Material to process
==*==
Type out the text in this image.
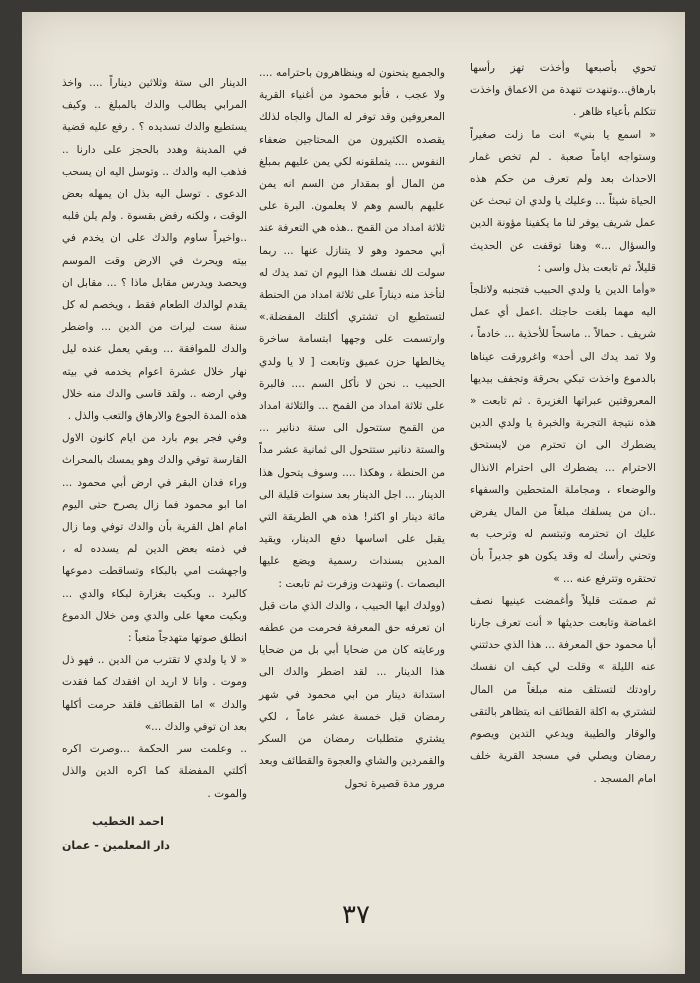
تحوي بأصبعها وأخذت تهز رأسها بارهاق...وتنهدت تنهدة من الاعماق واخذت تتكلم بأعياء ظاهر .

« اسمع يا بني» انت ما زلت صغيراً وستواجه اياماً صعبة . لم تخص غمار الاحداث بعد ولم تعرف من حكم هذه الحياة شيئاً ... وعليك يا ولدي ان تبحث عن عمل شريف يوفر لنا ما يكفينا مؤونة الدين والسؤال ...» وهنا توقفت عن الحديث قليلاً، ثم تابعت بذل واسى :

«وأما الدين يا ولدي الحبيب فتجنبه ولاتلجأ اليه مهما بلغت حاجتك .اعمل أي عمل شريف . حمالاً .. ماسحاً للأحذية ... خادماً ، ولا تمد يدك الى أحد» واغرورقت عيناها بالدموع واخذت تبكي بحرقة وتجفف بيديها المعروقتين عبراتها الغزيرة . ثم تابعت « هذه نتيجة التجربة والخبرة يا ولدي الدين يضطرك الى ان تحترم من لايستحق الاحترام ... يضطرك الى احترام الانذال والوضعاء ، ومجاملة المتحطين والسفهاء ..ان من يسلفك مبلغاً من المال يفرض عليك ان تحترمه وتبتسم له وترحب به وتحني رأسك له وقد يكون هو جديراً بأن تحتقره وتترفع عنه ... »

ثم صمتت قليلاً وأغمضت عينيها نصف اغماضة وتابعت حديثها « أنت تعرف جارنا أبا محمود حق المعرفة ... هذا الذي حدثتني عنه الليلة » وقلت لي كيف ان نفسك راودتك لتستلف منه مبلغاً من المال لتشتري به اكلة القطائف انه يتظاهر بالتقى والوقار والطيبة ويدعي التدين ويصوم رمضان ويصلي في مسجد القرية خلف امام المسجد .

والجميع ينحنون له وينظاهرون باحترامه .... ولا عجب ، فأبو محمود من أغنياء القرية المعروفين وقد توفر له المال والجاه لذلك يقصده الكثيرون من المحتاجين ضعفاء النفوس .... يتملقونه لكي يمن عليهم بمبلغ من المال أو بمقدار من السم انه يمن عليهم بالسم وهم لا يعلمون. البرة على ثلاثة امداد من القمح ..هذه هي التعرفة عند أبي محمود وهو لا يتنازل عنها ... ربما سولت لك نفسك هذا اليوم ان تمد يدك له لتأخذ منه ديناراً على ثلاثة امداد من الحنطة لتستطيع ان تشتري أكلتك المفضلة.» وارتسمت على وجهها ابتسامة ساخرة يخالطها حزن عميق وتابعت [ لا يا ولدي الحبيب .. نحن لا نأكل السم .... فالبرة على ثلاثة امداد من القمح ... والثلاثة امداد من القمح ستتحول الى ستة دنانير ... والستة دنانير ستتحول الى ثمانية عشر مداً من الحنطة ، وهكذا .... وسوف يتحول هذا الدينار ... اجل الدينار بعد سنوات قليلة الى مائة دينار او اكثر! هذه هي الطريقة التي يقبل على اساسها دفع الدينار، ويقيد المدين بسندات رسمية ويضع عليها البصمات .) وتنهدت وزفرت ثم تابعت :

(وولدك ايها الحبيب ، والدك الذي مات قبل ان تعرفه حق المعرفة فحرمت من عطفه ورعايته كان من ضحايا أبي بل من ضحايا هذا الدينار ... لقد اضطر والدك الى استدانة دينار من ابي محمود في شهر رمضان قبل خمسة عشر عاماً ، لكي يشتري متطلبات رمضان من السكر والقمردين والشاي والعجوة والقطائف وبعد مرور مدة قصيرة تحول

الدينار الى ستة وثلاثين ديناراً .... واخذ المرابي يطالب والدك بالمبلغ .. وكيف يستطيع والدك تسديده ؟ . رفع عليه قضية في المدينة وهدد بالحجز على دارنا .. فذهب اليه والدك .. وتوسل اليه ان يسحب الدعوى . توسل اليه بذل ان يمهله بعض الوقت ، ولكنه رفض بقسوة . ولم يلن قلبه ..واخيراً ساوم والدك على ان يخدم في بيته ويحرث في الارض وقت الموسم ويحصد ويدرس مقابل ماذا ؟ ... مقابل ان يقدم لوالدك الطعام فقط ، ويخصم له كل سنة ست ليرات من الدين ... واضطر والدك للموافقة ... وبقي يعمل عنده ليل نهار خلال عشرة اعوام يخدمه في بيته وفي ارضه .. ولقد قاسى والدك منه خلال هذه المدة الجوع والارهاق والتعب والذل .

وفي فجر يوم بارد من ايام كانون الاول القارسة توفي والدك وهو يمسك بالمحراث وراء فدان البقر في ارض أبي محمود ... اما ابو محمود فما زال يصرح حتى اليوم امام اهل القرية بأن والدك توفي وما زال في ذمته بعض الدين لم يسدده له ، واجهشت امي بالبكاء وتساقطت دموعها كالبرد .. وبكيت بغزارة لبكاء والدي ... وبكيت معها على والدي ومن خلال الدموع انطلق صوتها متهدجاً متعباً :

« لا يا ولدي لا تقترب من الدين .. فهو ذل وموت . وانا لا اريد ان افقدك كما فقدت والدك » اما القطائف فلقد حرمت أكلها بعد ان توفي والدك ...»

.. وعلمت سر الحكمة ...وصرت اكره أكلتي المفضلة كما اكره الدين والذل والموت .

احمد الخطيب
دار المعلمين - عمان
٣٧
==*==
Work required
Without the pictures, extract every entry verbatim.

Task response
Type out the text in this image.
تحوي بأصبعها وأخذت تهز رأسها بارهاق...وتنهدت تنهدة من الاعماق واخذت تتكلم بأعياء ظاهر .

« اسمع يا بني» انت ما زلت صغيراً وستواجه اياماً صعبة . لم تخص غمار الاحداث بعد ولم تعرف من حكم هذه الحياة شيئاً ... وعليك يا ولدي ان تبحث عن عمل شريف يوفر لنا ما يكفينا مؤونة الدين والسؤال ...» وهنا توقفت عن الحديث قليلاً، ثم تابعت بذل واسى :

«وأما الدين يا ولدي الحبيب فتجنبه ولاتلجأ اليه مهما بلغت حاجتك .اعمل أي عمل شريف . حمالاً .. ماسحاً للأحذية ... خادماً ، ولا تمد يدك الى أحد» واغرورقت عيناها بالدموع واخذت تبكي بحرقة وتجفف بيديها المعروقتين عبراتها الغزيرة . ثم تابعت « هذه نتيجة التجربة والخبرة يا ولدي الدين يضطرك الى ان تحترم من لايستحق الاحترام ... يضطرك الى احترام الانذال والوضعاء ، ومجاملة المتحطين والسفهاء ..ان من يسلفك مبلغاً من المال يفرض عليك ان تحترمه وتبتسم له وترحب به وتحني رأسك له وقد يكون هو جديراً بأن تحتقره وتترفع عنه ... »

ثم صمتت قليلاً وأغمضت عينيها نصف اغماضة وتابعت حديثها « أنت تعرف جارنا أبا محمود حق المعرفة ... هذا الذي حدثتني عنه الليلة » وقلت لي كيف ان نفسك راودتك لتستلف منه مبلغاً من المال لتشتري به اكلة القطائف انه يتظاهر بالتقى والوقار والطيبة ويدعي التدين ويصوم رمضان ويصلي في مسجد القرية خلف امام المسجد .

والجميع ينحنون له وينظاهرون باحترامه .... ولا عجب ، فأبو محمود من أغنياء القرية المعروفين وقد توفر له المال والجاه لذلك يقصده الكثيرون من المحتاجين ضعفاء النفوس .... يتملقونه لكي يمن عليهم بمبلغ من المال أو بمقدار من السم انه يمن عليهم بالسم وهم لا يعلمون. البرة على ثلاثة امداد من القمح ..هذه هي التعرفة عند أبي محمود وهو لا يتنازل عنها ... ربما سولت لك نفسك هذا اليوم ان تمد يدك له لتأخذ منه ديناراً على ثلاثة امداد من الحنطة لتستطيع ان تشتري أكلتك المفضلة.» وارتسمت على وجهها ابتسامة ساخرة يخالطها حزن عميق وتابعت [ لا يا ولدي الحبيب .. نحن لا نأكل السم .... فالبرة على ثلاثة امداد من القمح ... والثلاثة امداد من القمح ستتحول الى ستة دنانير ... والستة دنانير ستتحول الى ثمانية عشر مداً من الحنطة ، وهكذا .... وسوف يتحول هذا الدينار ... اجل الدينار بعد سنوات قليلة الى مائة دينار او اكثر! هذه هي الطريقة التي يقبل على اساسها دفع الدينار، ويقيد المدين بسندات رسمية ويضع عليها البصمات .) وتنهدت وزفرت ثم تابعت :

(وولدك ايها الحبيب ، والدك الذي مات قبل ان تعرفه حق المعرفة فحرمت من عطفه ورعايته كان من ضحايا أبي بل من ضحايا هذا الدينار ... لقد اضطر والدك الى استدانة دينار من ابي محمود في شهر رمضان قبل خمسة عشر عاماً ، لكي يشتري متطلبات رمضان من السكر والقمردين والشاي والعجوة والقطائف وبعد مرور مدة قصيرة تحول

الدينار الى ستة وثلاثين ديناراً .... واخذ المرابي يطالب والدك بالمبلغ .. وكيف يستطيع والدك تسديده ؟ . رفع عليه قضية في المدينة وهدد بالحجز على دارنا .. فذهب اليه والدك .. وتوسل اليه ان يسحب الدعوى . توسل اليه بذل ان يمهله بعض الوقت ، ولكنه رفض بقسوة . ولم يلن قلبه ..واخيراً ساوم والدك على ان يخدم في بيته ويحرث في الارض وقت الموسم ويحصد ويدرس مقابل ماذا ؟ ... مقابل ان يقدم لوالدك الطعام فقط ، ويخصم له كل سنة ست ليرات من الدين ... واضطر والدك للموافقة ... وبقي يعمل عنده ليل نهار خلال عشرة اعوام يخدمه في بيته وفي ارضه .. ولقد قاسى والدك منه خلال هذه المدة الجوع والارهاق والتعب والذل .

وفي فجر يوم بارد من ايام كانون الاول القارسة توفي والدك وهو يمسك بالمحراث وراء فدان البقر في ارض أبي محمود ... اما ابو محمود فما زال يصرح حتى اليوم امام اهل القرية بأن والدك توفي وما زال في ذمته بعض الدين لم يسدده له ، واجهشت امي بالبكاء وتساقطت دموعها كالبرد .. وبكيت بغزارة لبكاء والدي ... وبكيت معها على والدي ومن خلال الدموع انطلق صوتها متهدجاً متعباً :

« لا يا ولدي لا تقترب من الدين .. فهو ذل وموت . وانا لا اريد ان افقدك كما فقدت والدك » اما القطائف فلقد حرمت أكلها بعد ان توفي والدك ...»

.. وعلمت سر الحكمة ...وصرت اكره أكلتي المفضلة كما اكره الدين والذل والموت .

احمد الخطيب
دار المعلمين - عمان
٣٧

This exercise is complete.